(Source data)
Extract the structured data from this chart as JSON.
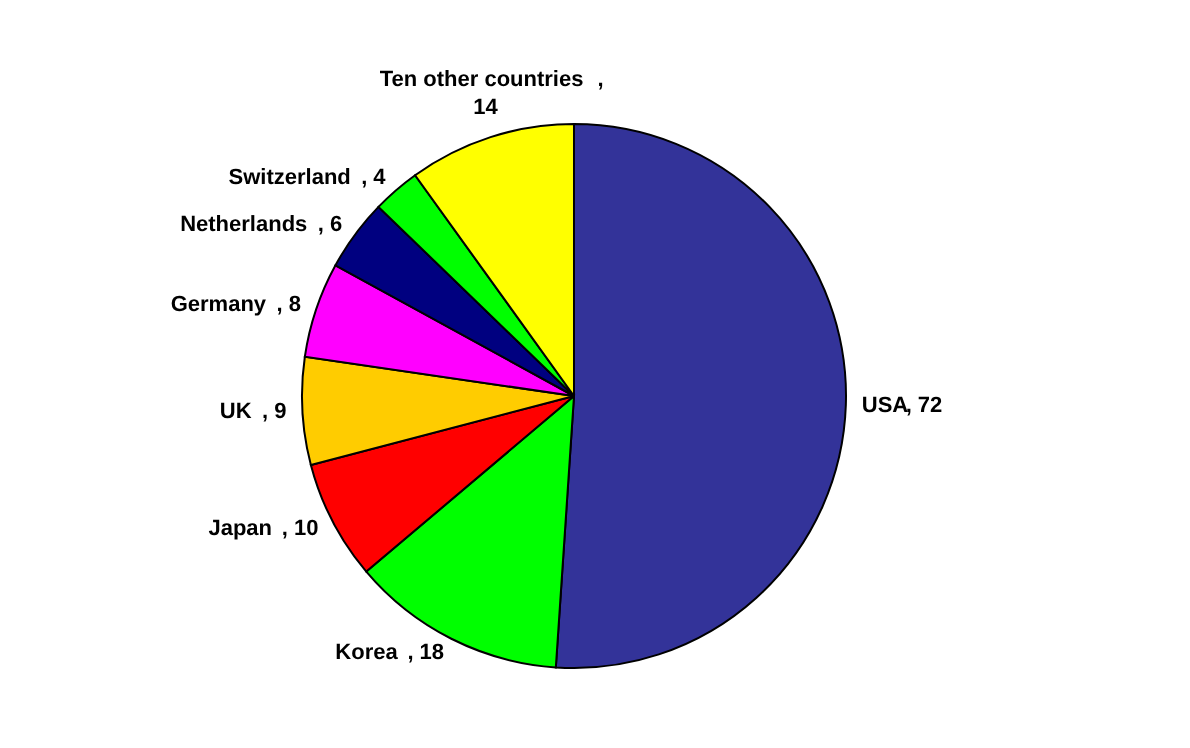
{
  "chart_data": {
    "type": "pie",
    "categories": [
      "USA",
      "Korea",
      "Japan",
      "UK",
      "Germany",
      "Netherlands",
      "Switzerland",
      "Ten other countries"
    ],
    "values": [
      72,
      18,
      10,
      9,
      8,
      6,
      4,
      14
    ],
    "value_labels": [
      ", 72",
      ", 18",
      ", 10",
      ", 9",
      ", 8",
      ", 6",
      ", 4",
      ", 14"
    ],
    "colors": [
      "#333399",
      "#00ff00",
      "#ff0000",
      "#ffcc00",
      "#ff00ff",
      "#000080",
      "#00ff00",
      "#ffff00"
    ]
  }
}
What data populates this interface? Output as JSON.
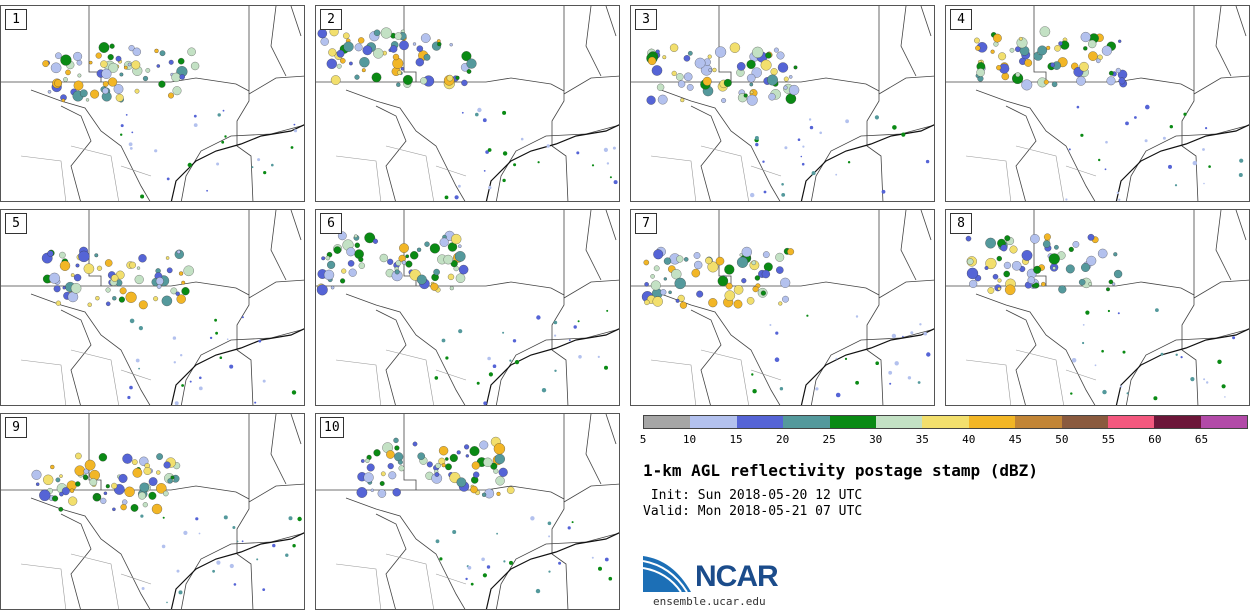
{
  "panels": [
    {
      "label": "1"
    },
    {
      "label": "2"
    },
    {
      "label": "3"
    },
    {
      "label": "4"
    },
    {
      "label": "5"
    },
    {
      "label": "6"
    },
    {
      "label": "7"
    },
    {
      "label": "8"
    },
    {
      "label": "9"
    },
    {
      "label": "10"
    }
  ],
  "legend": {
    "title": "1-km AGL reflectivity postage stamp (dBZ)",
    "init": " Init: Sun 2018-05-20 12 UTC",
    "valid": "Valid: Mon 2018-05-21 07 UTC",
    "tick_labels": [
      "5",
      "10",
      "15",
      "20",
      "25",
      "30",
      "35",
      "40",
      "45",
      "50",
      "55",
      "60",
      "65"
    ],
    "colors": [
      "#a6a6a6",
      "#b3c1ee",
      "#5564d6",
      "#54999c",
      "#0a8a14",
      "#c3e1c4",
      "#f2df6d",
      "#f2b626",
      "#c28536",
      "#8a5a3e",
      "#f3587e",
      "#6c1639",
      "#b24aa8"
    ]
  },
  "branding": {
    "logo_text": "NCAR",
    "site": "ensemble.ucar.edu"
  }
}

(What you are asked to do) Could you repeat all of the material exactly? Pictures should not be copied.

(Full solution)
Extract the structured data from this chart as JSON.
{
  "chart_data": {
    "type": "pie",
    "categories": [
      "USA",
      "Korea",
      "Japan",
      "UK",
      "Germany",
      "Netherlands",
      "Switzerland",
      "Ten other countries"
    ],
    "values": [
      72,
      18,
      10,
      9,
      8,
      6,
      4,
      14
    ],
    "value_labels": [
      ", 72",
      ", 18",
      ", 10",
      ", 9",
      ", 8",
      ", 6",
      ", 4",
      ", 14"
    ],
    "colors": [
      "#333399",
      "#00ff00",
      "#ff0000",
      "#ffcc00",
      "#ff00ff",
      "#000080",
      "#00ff00",
      "#ffff00"
    ]
  }
}
What data populates this interface? Output as JSON.
{
  "panels": [
    {
      "label": "1"
    },
    {
      "label": "2"
    },
    {
      "label": "3"
    },
    {
      "label": "4"
    },
    {
      "label": "5"
    },
    {
      "label": "6"
    },
    {
      "label": "7"
    },
    {
      "label": "8"
    },
    {
      "label": "9"
    },
    {
      "label": "10"
    }
  ],
  "legend": {
    "title": "1-km AGL reflectivity postage stamp (dBZ)",
    "init": " Init: Sun 2018-05-20 12 UTC",
    "valid": "Valid: Mon 2018-05-21 07 UTC",
    "tick_labels": [
      "5",
      "10",
      "15",
      "20",
      "25",
      "30",
      "35",
      "40",
      "45",
      "50",
      "55",
      "60",
      "65"
    ],
    "colors": [
      "#a6a6a6",
      "#b3c1ee",
      "#5564d6",
      "#54999c",
      "#0a8a14",
      "#c3e1c4",
      "#f2df6d",
      "#f2b626",
      "#c28536",
      "#8a5a3e",
      "#f3587e",
      "#6c1639",
      "#b24aa8"
    ]
  },
  "branding": {
    "logo_text": "NCAR",
    "site": "ensemble.ucar.edu"
  }
}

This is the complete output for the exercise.